Set task:
Extract every record, exactly as written, and ignore the pictures.
┄┄┄┄┄┄┄┄┄┄┄┄┄┄┄┄┄┄┄┄
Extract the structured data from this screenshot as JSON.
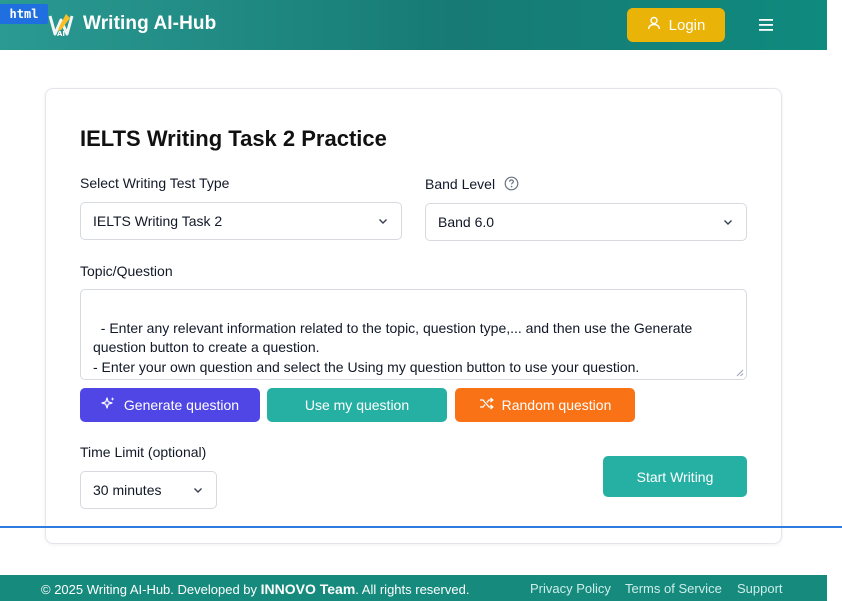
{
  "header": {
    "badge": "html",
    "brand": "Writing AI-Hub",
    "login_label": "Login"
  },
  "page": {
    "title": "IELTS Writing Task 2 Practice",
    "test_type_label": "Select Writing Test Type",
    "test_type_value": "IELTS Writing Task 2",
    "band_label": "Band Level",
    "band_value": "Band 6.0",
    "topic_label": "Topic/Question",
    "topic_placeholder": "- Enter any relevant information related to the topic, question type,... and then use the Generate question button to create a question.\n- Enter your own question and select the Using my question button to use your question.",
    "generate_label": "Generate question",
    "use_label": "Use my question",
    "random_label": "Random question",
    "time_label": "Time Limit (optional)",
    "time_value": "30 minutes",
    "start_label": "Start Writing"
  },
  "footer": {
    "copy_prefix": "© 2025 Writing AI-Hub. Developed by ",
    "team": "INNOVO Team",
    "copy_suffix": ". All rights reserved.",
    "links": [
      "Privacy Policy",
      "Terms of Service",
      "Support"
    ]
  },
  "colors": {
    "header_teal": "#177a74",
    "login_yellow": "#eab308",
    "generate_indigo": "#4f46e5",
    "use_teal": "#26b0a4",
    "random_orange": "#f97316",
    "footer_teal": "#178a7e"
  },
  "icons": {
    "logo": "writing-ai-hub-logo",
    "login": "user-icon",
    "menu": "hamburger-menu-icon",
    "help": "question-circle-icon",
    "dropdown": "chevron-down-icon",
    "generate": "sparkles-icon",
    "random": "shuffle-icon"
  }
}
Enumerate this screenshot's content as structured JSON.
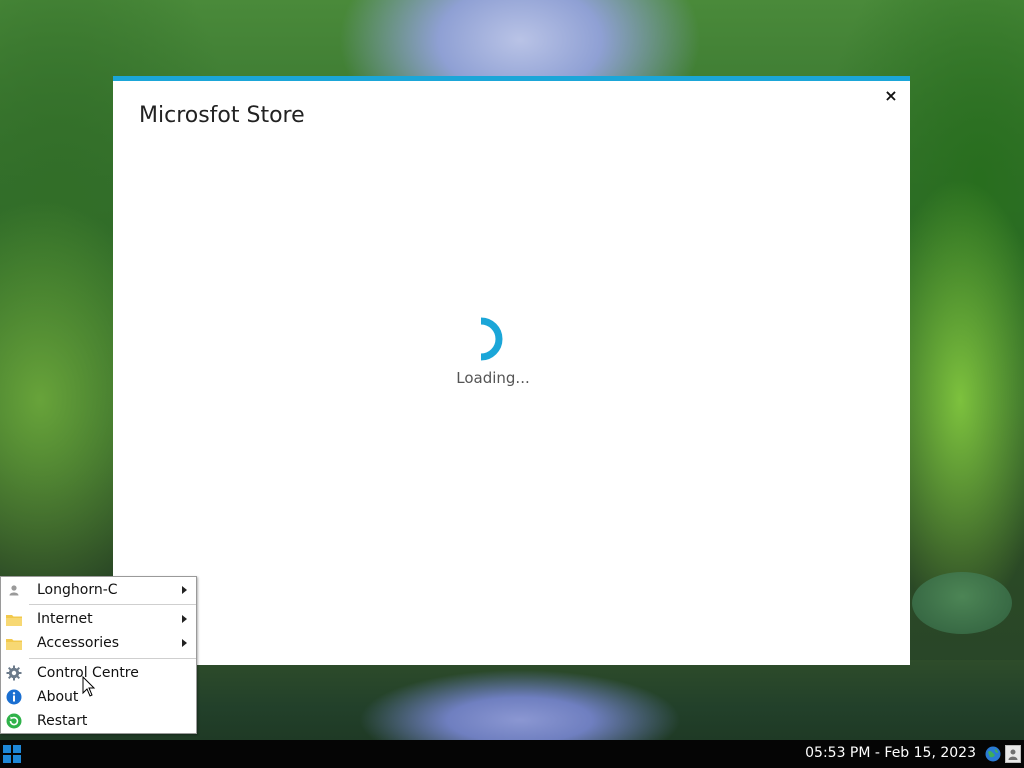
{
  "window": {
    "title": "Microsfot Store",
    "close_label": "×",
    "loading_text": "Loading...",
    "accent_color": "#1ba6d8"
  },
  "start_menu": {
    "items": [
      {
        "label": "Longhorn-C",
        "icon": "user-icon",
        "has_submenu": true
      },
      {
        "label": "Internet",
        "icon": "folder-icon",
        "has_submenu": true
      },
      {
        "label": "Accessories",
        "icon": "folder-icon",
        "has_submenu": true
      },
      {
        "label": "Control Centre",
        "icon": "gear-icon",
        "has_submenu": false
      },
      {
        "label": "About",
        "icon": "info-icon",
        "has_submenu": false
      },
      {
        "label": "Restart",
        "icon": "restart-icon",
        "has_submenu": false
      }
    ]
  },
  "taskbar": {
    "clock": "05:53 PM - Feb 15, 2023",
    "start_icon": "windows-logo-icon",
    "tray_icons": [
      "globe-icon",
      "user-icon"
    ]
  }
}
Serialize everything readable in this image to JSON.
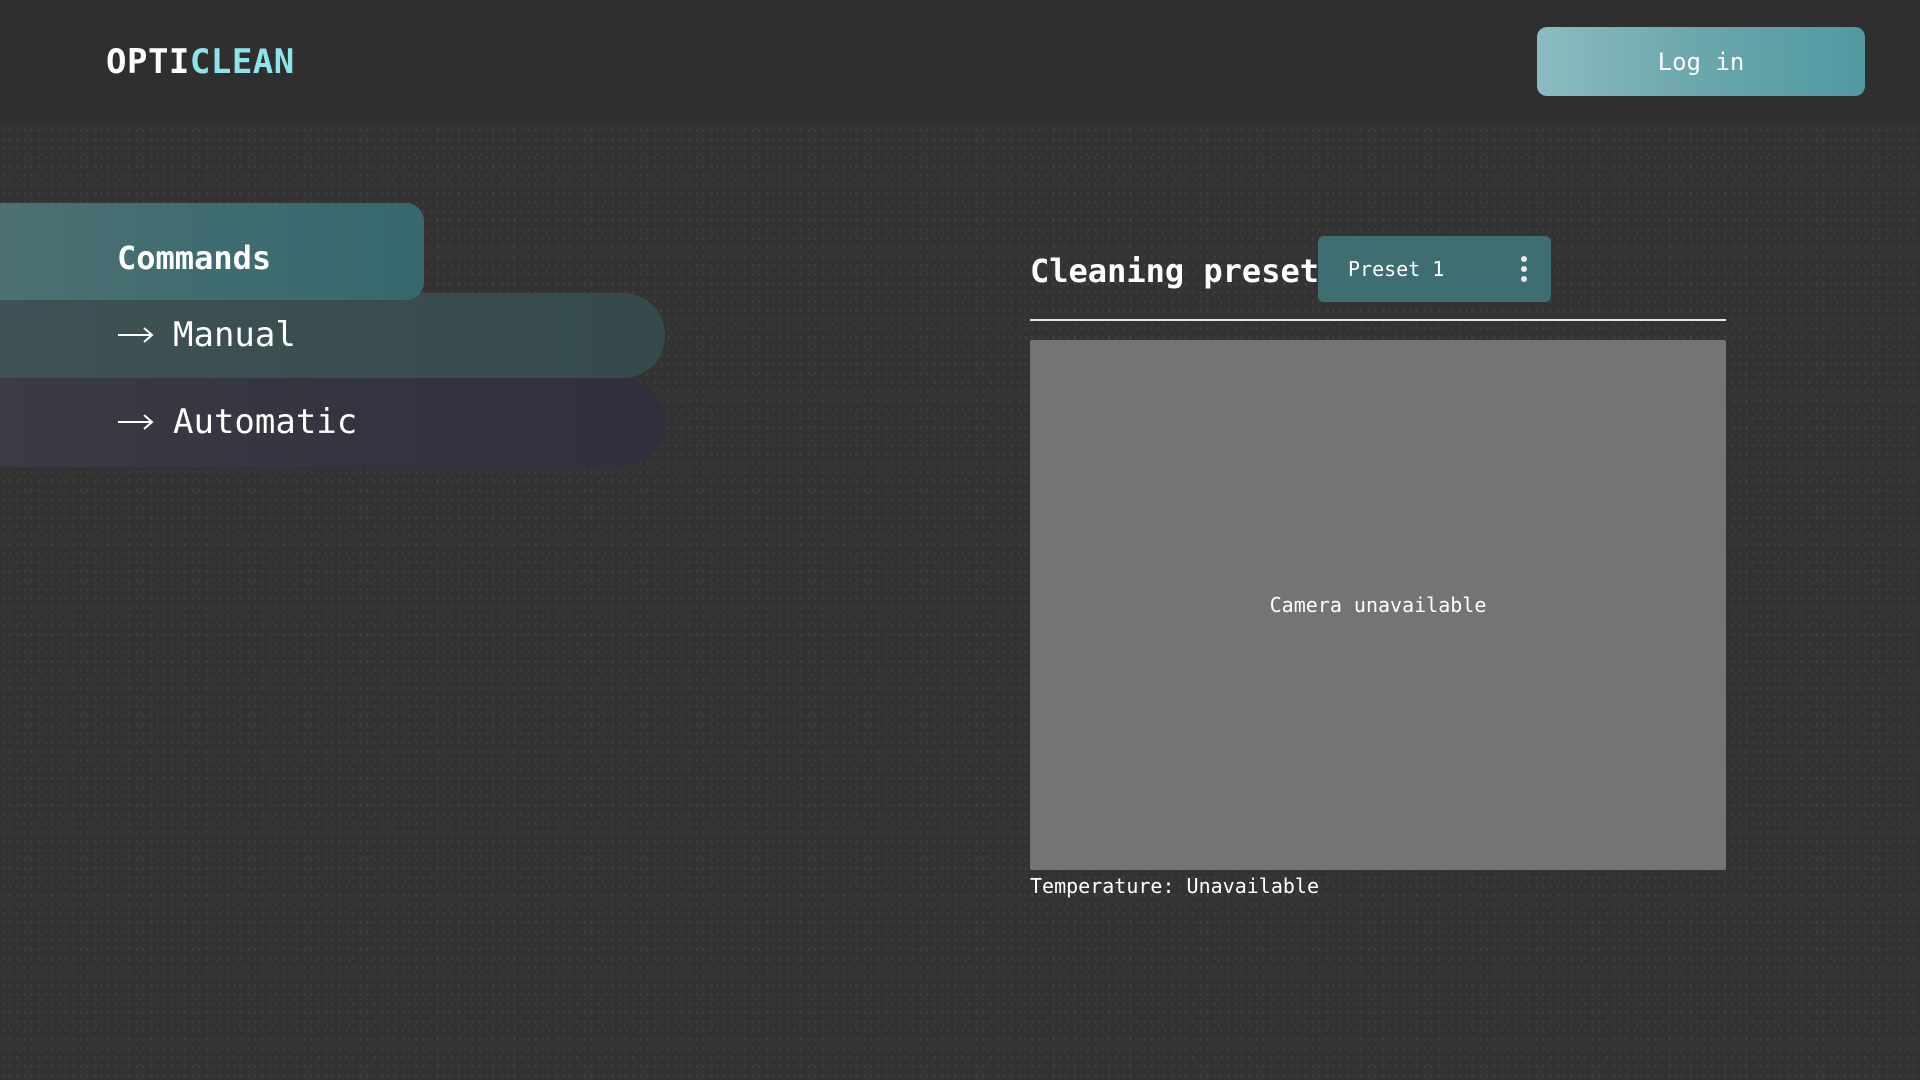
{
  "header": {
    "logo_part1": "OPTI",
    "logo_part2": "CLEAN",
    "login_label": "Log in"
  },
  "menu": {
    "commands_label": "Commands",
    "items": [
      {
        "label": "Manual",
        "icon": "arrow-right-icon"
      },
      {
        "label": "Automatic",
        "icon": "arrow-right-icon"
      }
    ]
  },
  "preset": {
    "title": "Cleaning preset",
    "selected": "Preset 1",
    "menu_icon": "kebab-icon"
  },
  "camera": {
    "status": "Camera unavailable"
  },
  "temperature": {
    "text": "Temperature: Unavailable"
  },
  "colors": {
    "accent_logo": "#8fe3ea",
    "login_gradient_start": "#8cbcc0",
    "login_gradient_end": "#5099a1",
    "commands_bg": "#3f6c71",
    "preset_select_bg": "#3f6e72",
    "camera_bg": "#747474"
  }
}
┄┄┄┄┄┄┄┄┄┄┄┄┄┄┄┄┄┄┄┄
Answer:
Extract the structured data from this screenshot as JSON.
{
  "header": {
    "badge": "html",
    "brand": "Writing AI-Hub",
    "login_label": "Login"
  },
  "page": {
    "title": "IELTS Writing Task 2 Practice",
    "test_type_label": "Select Writing Test Type",
    "test_type_value": "IELTS Writing Task 2",
    "band_label": "Band Level",
    "band_value": "Band 6.0",
    "topic_label": "Topic/Question",
    "topic_placeholder": "- Enter any relevant information related to the topic, question type,... and then use the Generate question button to create a question.\n- Enter your own question and select the Using my question button to use your question.",
    "generate_label": "Generate question",
    "use_label": "Use my question",
    "random_label": "Random question",
    "time_label": "Time Limit (optional)",
    "time_value": "30 minutes",
    "start_label": "Start Writing"
  },
  "footer": {
    "copy_prefix": "© 2025 Writing AI-Hub. Developed by ",
    "team": "INNOVO Team",
    "copy_suffix": ". All rights reserved.",
    "links": [
      "Privacy Policy",
      "Terms of Service",
      "Support"
    ]
  },
  "colors": {
    "header_teal": "#177a74",
    "login_yellow": "#eab308",
    "generate_indigo": "#4f46e5",
    "use_teal": "#26b0a4",
    "random_orange": "#f97316",
    "footer_teal": "#178a7e"
  },
  "icons": {
    "logo": "writing-ai-hub-logo",
    "login": "user-icon",
    "menu": "hamburger-menu-icon",
    "help": "question-circle-icon",
    "dropdown": "chevron-down-icon",
    "generate": "sparkles-icon",
    "random": "shuffle-icon"
  }
}
Enumerate this screenshot's content as structured JSON.
{
  "window": {
    "title": "Microsfot Store",
    "close_label": "×",
    "loading_text": "Loading...",
    "accent_color": "#1ba6d8"
  },
  "start_menu": {
    "items": [
      {
        "label": "Longhorn-C",
        "icon": "user-icon",
        "has_submenu": true
      },
      {
        "label": "Internet",
        "icon": "folder-icon",
        "has_submenu": true
      },
      {
        "label": "Accessories",
        "icon": "folder-icon",
        "has_submenu": true
      },
      {
        "label": "Control Centre",
        "icon": "gear-icon",
        "has_submenu": false
      },
      {
        "label": "About",
        "icon": "info-icon",
        "has_submenu": false
      },
      {
        "label": "Restart",
        "icon": "restart-icon",
        "has_submenu": false
      }
    ]
  },
  "taskbar": {
    "clock": "05:53 PM - Feb 15, 2023",
    "start_icon": "windows-logo-icon",
    "tray_icons": [
      "globe-icon",
      "user-icon"
    ]
  }
}
Serialize everything readable in this image to JSON.
{
  "header": {
    "logo_part1": "OPTI",
    "logo_part2": "CLEAN",
    "login_label": "Log in"
  },
  "menu": {
    "commands_label": "Commands",
    "items": [
      {
        "label": "Manual",
        "icon": "arrow-right-icon"
      },
      {
        "label": "Automatic",
        "icon": "arrow-right-icon"
      }
    ]
  },
  "preset": {
    "title": "Cleaning preset",
    "selected": "Preset 1",
    "menu_icon": "kebab-icon"
  },
  "camera": {
    "status": "Camera unavailable"
  },
  "temperature": {
    "text": "Temperature: Unavailable"
  },
  "colors": {
    "accent_logo": "#8fe3ea",
    "login_gradient_start": "#8cbcc0",
    "login_gradient_end": "#5099a1",
    "commands_bg": "#3f6c71",
    "preset_select_bg": "#3f6e72",
    "camera_bg": "#747474"
  }
}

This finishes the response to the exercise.